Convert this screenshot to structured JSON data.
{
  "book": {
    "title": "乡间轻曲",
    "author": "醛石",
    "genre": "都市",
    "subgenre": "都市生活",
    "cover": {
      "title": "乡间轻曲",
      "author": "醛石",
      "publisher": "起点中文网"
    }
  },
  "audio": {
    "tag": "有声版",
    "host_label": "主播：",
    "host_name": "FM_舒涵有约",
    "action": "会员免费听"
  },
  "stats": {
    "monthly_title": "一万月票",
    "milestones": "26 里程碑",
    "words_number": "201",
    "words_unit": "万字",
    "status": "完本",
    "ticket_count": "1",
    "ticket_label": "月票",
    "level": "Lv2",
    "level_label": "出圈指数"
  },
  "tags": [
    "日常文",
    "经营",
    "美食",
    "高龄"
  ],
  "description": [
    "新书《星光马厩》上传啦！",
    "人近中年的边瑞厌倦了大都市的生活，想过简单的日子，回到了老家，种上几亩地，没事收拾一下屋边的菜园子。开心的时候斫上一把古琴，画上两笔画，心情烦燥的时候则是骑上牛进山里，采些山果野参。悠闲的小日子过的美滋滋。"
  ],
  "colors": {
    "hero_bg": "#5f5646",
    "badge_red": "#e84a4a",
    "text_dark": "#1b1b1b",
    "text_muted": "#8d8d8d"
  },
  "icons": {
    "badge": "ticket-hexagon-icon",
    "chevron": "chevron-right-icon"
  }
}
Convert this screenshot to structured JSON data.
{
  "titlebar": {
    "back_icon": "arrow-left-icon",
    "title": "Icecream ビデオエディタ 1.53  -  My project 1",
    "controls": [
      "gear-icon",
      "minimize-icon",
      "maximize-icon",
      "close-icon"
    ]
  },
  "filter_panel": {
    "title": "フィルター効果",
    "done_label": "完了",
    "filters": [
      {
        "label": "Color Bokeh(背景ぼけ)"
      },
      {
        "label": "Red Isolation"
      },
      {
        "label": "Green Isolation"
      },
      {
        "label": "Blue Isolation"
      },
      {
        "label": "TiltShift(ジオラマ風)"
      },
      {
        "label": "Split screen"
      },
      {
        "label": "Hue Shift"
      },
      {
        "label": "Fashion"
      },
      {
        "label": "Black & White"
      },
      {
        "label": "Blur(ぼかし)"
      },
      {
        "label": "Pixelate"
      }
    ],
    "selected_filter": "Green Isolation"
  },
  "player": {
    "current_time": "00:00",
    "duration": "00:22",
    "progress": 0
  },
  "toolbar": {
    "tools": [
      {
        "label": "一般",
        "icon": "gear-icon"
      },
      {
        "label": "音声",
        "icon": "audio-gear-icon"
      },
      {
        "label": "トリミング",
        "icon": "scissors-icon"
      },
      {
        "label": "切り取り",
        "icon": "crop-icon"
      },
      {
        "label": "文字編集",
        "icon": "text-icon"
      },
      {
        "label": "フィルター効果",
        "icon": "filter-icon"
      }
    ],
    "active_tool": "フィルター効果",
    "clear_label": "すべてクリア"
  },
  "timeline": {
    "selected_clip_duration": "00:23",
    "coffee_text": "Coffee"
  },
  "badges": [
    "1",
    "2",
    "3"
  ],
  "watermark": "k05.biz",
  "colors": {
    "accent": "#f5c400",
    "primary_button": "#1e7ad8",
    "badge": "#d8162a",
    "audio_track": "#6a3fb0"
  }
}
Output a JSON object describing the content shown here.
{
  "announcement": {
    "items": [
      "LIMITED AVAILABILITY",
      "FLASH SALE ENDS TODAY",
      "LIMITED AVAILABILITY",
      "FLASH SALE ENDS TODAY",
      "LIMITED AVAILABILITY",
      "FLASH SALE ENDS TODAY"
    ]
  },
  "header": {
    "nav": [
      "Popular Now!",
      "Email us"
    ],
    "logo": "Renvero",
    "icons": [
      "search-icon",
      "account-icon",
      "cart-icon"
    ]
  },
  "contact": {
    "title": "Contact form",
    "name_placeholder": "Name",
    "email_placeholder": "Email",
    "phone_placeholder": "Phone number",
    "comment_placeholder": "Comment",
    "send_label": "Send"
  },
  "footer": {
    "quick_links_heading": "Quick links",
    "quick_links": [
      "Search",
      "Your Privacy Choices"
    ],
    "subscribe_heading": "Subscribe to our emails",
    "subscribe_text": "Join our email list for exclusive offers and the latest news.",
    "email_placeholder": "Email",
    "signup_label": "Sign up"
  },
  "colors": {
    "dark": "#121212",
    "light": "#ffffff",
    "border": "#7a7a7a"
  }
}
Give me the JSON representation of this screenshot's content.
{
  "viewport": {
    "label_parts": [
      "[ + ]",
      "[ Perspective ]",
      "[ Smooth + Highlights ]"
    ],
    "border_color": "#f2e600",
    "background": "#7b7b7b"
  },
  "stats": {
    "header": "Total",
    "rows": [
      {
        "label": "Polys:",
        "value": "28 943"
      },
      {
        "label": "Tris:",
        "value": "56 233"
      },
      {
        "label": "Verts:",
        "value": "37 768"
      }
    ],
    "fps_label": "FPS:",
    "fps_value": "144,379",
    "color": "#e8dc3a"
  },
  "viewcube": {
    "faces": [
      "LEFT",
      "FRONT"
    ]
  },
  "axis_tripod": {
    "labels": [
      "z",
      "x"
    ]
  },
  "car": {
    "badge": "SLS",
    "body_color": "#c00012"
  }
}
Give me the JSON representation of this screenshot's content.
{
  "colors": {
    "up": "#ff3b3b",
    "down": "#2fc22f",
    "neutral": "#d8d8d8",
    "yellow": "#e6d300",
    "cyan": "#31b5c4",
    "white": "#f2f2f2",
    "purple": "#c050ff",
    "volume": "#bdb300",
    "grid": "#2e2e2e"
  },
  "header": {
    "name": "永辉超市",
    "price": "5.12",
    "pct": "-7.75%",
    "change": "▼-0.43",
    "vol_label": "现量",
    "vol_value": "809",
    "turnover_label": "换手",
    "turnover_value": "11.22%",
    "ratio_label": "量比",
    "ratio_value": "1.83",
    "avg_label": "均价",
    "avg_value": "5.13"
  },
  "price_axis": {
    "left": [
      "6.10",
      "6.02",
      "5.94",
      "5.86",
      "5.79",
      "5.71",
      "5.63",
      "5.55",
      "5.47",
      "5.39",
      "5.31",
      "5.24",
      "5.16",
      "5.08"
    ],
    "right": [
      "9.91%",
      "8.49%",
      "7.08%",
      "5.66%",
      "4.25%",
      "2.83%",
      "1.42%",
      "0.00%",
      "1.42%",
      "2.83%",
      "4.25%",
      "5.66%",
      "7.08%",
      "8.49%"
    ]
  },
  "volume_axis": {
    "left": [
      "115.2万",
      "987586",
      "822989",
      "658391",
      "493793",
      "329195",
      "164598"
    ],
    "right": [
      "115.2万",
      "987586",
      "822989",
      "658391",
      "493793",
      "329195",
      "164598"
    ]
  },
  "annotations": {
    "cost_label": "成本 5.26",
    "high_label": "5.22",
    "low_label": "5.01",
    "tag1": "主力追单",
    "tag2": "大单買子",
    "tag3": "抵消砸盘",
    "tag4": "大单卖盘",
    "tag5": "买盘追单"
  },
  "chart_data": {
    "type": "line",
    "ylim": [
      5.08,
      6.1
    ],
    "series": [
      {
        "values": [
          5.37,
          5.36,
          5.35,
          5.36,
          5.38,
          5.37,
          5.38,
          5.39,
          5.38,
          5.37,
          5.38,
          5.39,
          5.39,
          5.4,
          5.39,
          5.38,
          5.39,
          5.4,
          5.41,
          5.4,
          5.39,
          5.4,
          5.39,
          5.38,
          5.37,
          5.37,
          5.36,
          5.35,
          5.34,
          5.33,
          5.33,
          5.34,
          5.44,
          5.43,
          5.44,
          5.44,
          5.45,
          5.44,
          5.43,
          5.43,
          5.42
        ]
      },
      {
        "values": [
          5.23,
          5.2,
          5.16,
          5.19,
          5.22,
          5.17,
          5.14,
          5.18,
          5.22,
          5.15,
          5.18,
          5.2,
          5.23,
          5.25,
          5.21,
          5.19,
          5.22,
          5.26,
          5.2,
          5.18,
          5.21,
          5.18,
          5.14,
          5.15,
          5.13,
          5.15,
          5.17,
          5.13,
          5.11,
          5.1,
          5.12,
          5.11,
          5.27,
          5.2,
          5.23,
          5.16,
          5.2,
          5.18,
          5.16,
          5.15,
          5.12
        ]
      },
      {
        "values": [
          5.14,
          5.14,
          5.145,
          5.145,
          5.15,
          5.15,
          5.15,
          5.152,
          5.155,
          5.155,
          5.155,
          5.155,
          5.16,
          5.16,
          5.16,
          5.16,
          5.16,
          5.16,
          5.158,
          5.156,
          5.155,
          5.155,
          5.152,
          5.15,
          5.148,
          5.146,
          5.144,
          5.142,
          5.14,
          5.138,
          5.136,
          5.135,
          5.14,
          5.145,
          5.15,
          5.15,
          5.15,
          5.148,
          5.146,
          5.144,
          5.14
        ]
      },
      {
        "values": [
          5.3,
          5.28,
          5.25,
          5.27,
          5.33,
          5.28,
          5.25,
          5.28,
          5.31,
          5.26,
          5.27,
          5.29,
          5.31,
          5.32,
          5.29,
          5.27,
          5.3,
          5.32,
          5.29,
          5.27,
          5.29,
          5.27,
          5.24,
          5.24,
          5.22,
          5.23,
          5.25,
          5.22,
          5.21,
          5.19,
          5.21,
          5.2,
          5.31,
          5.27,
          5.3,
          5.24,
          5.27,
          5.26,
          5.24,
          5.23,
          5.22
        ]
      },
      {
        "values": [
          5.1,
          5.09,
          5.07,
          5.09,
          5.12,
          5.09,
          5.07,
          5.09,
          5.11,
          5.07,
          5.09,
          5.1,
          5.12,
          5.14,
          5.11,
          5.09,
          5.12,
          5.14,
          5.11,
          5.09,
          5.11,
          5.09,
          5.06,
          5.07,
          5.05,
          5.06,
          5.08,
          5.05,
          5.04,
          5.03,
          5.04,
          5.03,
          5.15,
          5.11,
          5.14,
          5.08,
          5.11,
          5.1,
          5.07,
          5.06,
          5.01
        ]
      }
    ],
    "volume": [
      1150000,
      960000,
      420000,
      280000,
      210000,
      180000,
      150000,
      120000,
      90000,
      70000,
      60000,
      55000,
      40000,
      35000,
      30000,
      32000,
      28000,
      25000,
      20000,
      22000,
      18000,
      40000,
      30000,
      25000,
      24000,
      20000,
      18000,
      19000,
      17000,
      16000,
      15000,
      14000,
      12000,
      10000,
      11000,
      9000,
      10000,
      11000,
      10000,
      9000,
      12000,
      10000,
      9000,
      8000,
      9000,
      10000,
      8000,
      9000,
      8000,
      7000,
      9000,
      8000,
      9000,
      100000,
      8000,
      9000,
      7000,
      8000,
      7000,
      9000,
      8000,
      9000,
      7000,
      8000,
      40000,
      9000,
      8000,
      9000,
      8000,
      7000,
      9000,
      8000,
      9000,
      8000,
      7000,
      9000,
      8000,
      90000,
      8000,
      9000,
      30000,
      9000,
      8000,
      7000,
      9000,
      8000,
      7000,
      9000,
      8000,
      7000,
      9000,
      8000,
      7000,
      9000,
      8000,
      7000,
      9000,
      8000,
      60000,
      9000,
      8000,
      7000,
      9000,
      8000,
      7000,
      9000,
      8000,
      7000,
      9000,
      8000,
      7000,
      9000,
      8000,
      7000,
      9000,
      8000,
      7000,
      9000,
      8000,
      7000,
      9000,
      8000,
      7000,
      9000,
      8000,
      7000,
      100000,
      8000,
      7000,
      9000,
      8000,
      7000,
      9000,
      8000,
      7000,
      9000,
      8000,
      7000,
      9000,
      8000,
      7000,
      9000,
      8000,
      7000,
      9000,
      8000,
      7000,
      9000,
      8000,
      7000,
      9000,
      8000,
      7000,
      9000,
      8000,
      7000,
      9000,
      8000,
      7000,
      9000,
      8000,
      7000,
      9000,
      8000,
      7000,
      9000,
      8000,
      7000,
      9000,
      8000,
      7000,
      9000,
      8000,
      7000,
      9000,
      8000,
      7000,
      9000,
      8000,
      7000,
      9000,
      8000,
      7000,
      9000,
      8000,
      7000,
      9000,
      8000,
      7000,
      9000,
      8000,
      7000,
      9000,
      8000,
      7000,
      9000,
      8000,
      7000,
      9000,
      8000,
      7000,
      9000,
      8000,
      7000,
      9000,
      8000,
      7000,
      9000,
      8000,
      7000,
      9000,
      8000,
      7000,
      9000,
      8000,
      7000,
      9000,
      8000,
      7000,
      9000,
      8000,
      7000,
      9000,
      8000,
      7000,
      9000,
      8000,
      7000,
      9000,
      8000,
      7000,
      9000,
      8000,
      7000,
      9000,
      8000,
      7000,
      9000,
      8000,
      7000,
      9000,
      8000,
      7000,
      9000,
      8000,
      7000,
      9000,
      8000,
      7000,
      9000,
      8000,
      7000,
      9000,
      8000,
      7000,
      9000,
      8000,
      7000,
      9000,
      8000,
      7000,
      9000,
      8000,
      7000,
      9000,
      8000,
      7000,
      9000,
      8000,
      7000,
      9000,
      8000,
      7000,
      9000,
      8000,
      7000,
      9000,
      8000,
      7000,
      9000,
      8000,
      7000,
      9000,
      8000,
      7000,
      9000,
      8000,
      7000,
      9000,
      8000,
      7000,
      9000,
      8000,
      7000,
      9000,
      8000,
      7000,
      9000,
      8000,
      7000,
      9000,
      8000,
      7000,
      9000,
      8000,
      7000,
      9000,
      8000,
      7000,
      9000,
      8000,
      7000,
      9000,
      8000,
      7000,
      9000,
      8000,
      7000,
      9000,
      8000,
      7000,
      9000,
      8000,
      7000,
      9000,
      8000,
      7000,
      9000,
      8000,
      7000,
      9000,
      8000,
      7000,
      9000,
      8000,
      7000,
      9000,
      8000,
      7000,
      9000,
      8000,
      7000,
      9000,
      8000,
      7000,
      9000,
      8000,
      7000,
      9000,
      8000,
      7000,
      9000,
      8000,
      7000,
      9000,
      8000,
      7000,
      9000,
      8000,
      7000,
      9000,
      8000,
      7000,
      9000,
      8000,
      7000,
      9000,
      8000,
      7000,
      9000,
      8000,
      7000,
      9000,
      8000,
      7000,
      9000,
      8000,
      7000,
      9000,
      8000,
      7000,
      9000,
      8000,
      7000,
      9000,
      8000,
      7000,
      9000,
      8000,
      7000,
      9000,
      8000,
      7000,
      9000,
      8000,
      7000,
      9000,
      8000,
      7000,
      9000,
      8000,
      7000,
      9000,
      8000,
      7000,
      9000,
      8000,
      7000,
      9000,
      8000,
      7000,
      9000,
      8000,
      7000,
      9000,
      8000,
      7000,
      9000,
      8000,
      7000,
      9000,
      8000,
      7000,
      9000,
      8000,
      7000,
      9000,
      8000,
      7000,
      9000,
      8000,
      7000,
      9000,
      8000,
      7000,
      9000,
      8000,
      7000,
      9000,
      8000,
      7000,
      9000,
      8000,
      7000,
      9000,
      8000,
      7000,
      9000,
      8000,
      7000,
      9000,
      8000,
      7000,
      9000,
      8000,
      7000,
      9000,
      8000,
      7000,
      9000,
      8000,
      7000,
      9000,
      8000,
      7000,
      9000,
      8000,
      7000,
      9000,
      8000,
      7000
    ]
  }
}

····················

_Request_: How many lines in these entries hold the string "Green"? Answer with the number alone.

_Complete output_: 2